Measuring change in biases and teaching practices

A strength of the studies by Reinholz et al. was the way in which change in equitable teaching and decision making was evaluated. They leveraged videos of teachers' actual practices in the classroom to measure real-world change over time, which is a good alternative to traditional approaches of measuring bias (for examples, see list by Gawronski and De Houwer, 2014). Some of the practices enabled by EQUIP, such as connecting the curriculum directly to students' lived experiences, relate directly to honoring intersectional identities described by Robinson et al. (2018)'s framework for equitable teaching practices. However, it is unclear if promoting equal participation from minority groups goes far enough—whilst this is a good starting point, future research might explore how data-driven strategies can help teachers position students with an asset framing, disrupt preparatory privilege, and honor overlapping oppression in intersectional identities (Robinson et al., 2018).

Toward a conceptual framework for debiasing with data-driven technologies

We offer below a conceptual framework to guide the design of future data-driven technologies, based on the discussion above and Larrick (2004)'s motivational, cognitive, and technological debiasing strategies. We have re-framed Larrick's framework under the central theme of technological strategies, contextualized around data-driven decision support systems, and extended by the inclusion of social, emotional, and data visualization strategies. We argue that the way decision support systems are designed (e.g., through data visualizations and other perceptual and/or narrative components) and implemented (e.g., in a social context), should take into account these strategies, and we offer examples based on work in the field suggesting that this is feasible. An explanation of the framework is followed by suggestions on how it should be used and the next steps toward validation of the framework.

> [What the exercise asks]
Continue the excerpt on debiasing with data-driven technologies, picking up right after its final sentence.

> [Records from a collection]
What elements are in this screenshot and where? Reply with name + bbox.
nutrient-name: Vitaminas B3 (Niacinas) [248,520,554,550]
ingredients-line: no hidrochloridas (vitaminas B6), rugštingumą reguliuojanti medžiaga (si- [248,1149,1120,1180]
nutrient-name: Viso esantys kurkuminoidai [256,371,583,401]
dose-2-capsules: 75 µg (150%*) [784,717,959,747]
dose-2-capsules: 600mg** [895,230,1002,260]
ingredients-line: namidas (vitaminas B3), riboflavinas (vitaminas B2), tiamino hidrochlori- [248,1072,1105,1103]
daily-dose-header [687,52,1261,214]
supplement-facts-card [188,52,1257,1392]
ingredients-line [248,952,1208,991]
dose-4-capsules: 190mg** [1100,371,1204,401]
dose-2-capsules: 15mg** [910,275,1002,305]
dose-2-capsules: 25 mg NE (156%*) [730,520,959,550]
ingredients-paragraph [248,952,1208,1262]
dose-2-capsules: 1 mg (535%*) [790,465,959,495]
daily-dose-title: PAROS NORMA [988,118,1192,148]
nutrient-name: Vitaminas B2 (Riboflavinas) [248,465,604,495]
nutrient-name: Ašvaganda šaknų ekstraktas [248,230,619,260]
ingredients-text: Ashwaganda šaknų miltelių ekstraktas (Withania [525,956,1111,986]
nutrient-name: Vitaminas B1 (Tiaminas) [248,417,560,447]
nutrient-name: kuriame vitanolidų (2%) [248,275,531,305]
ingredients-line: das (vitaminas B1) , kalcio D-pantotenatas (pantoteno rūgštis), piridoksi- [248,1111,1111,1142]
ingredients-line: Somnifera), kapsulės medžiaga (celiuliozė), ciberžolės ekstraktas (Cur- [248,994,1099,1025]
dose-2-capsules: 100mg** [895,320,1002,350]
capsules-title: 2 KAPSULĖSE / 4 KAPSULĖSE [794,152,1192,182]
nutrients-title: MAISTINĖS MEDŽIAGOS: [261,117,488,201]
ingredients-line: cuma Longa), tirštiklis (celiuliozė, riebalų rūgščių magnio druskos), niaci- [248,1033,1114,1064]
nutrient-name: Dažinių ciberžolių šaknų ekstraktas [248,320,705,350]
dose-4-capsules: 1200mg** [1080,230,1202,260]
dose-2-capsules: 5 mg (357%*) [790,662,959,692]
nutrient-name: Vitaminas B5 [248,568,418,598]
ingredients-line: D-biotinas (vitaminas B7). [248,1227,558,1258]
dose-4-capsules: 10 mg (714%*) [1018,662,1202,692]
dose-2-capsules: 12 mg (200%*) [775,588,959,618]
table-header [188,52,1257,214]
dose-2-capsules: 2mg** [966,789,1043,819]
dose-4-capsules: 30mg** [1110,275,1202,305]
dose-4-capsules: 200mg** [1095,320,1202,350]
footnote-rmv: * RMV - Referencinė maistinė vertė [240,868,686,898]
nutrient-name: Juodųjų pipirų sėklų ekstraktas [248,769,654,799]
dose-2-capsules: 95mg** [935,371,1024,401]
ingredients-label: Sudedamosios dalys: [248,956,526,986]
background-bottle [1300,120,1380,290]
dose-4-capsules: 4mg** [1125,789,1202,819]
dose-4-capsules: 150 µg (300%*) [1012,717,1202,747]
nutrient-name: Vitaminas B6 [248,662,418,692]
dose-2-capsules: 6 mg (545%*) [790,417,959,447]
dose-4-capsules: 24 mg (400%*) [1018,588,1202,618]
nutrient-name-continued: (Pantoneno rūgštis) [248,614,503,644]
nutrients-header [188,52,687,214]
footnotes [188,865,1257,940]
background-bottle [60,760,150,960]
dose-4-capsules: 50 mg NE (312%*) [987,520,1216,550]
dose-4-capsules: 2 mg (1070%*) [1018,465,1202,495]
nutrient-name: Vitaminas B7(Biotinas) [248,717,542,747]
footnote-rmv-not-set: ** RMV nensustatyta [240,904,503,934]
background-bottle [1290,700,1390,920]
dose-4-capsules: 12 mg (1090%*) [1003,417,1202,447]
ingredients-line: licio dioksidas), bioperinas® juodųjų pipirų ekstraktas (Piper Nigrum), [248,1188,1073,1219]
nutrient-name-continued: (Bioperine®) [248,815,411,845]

> [Right answer]
Explanation of the framework

Our framework (Figure 2) leverages Larrick (2004) three categories of debiasing strategies (represented in gray columns), but it places data-driven decision support systems (a technological strategy) at the center of the framework (represented by the red block). Features that overlap with this block are strategies that might be integrated into such a technology as a debiasing strategy. For instance, Larrick states that statistical strategies (e.g., linear models, multi-attribute utility analysis, and decision analysis) could feed into a decision support system, which is visualized by the thin yellow blocks; we have added other modern machine learning techniques to this list (e.g., LASSO, SMOTE, SHAP, and LIME). These specific statistical strategies also extend beyond the red block, which represents that they can be used outside the context of a decision support system, as a stand-alone strategy. Similarly, several other strategies do not overlap with the red block whatsoever, which suggests that these are external strategies that could be implemented in conjunction with a decision support system, like social sensemaking (in green) and bias training (in pink), as was identified in Reinholz et al.' multidimensional approach.

FIGURE 2

Figure 2. Debiasing with data-driven technologies framework.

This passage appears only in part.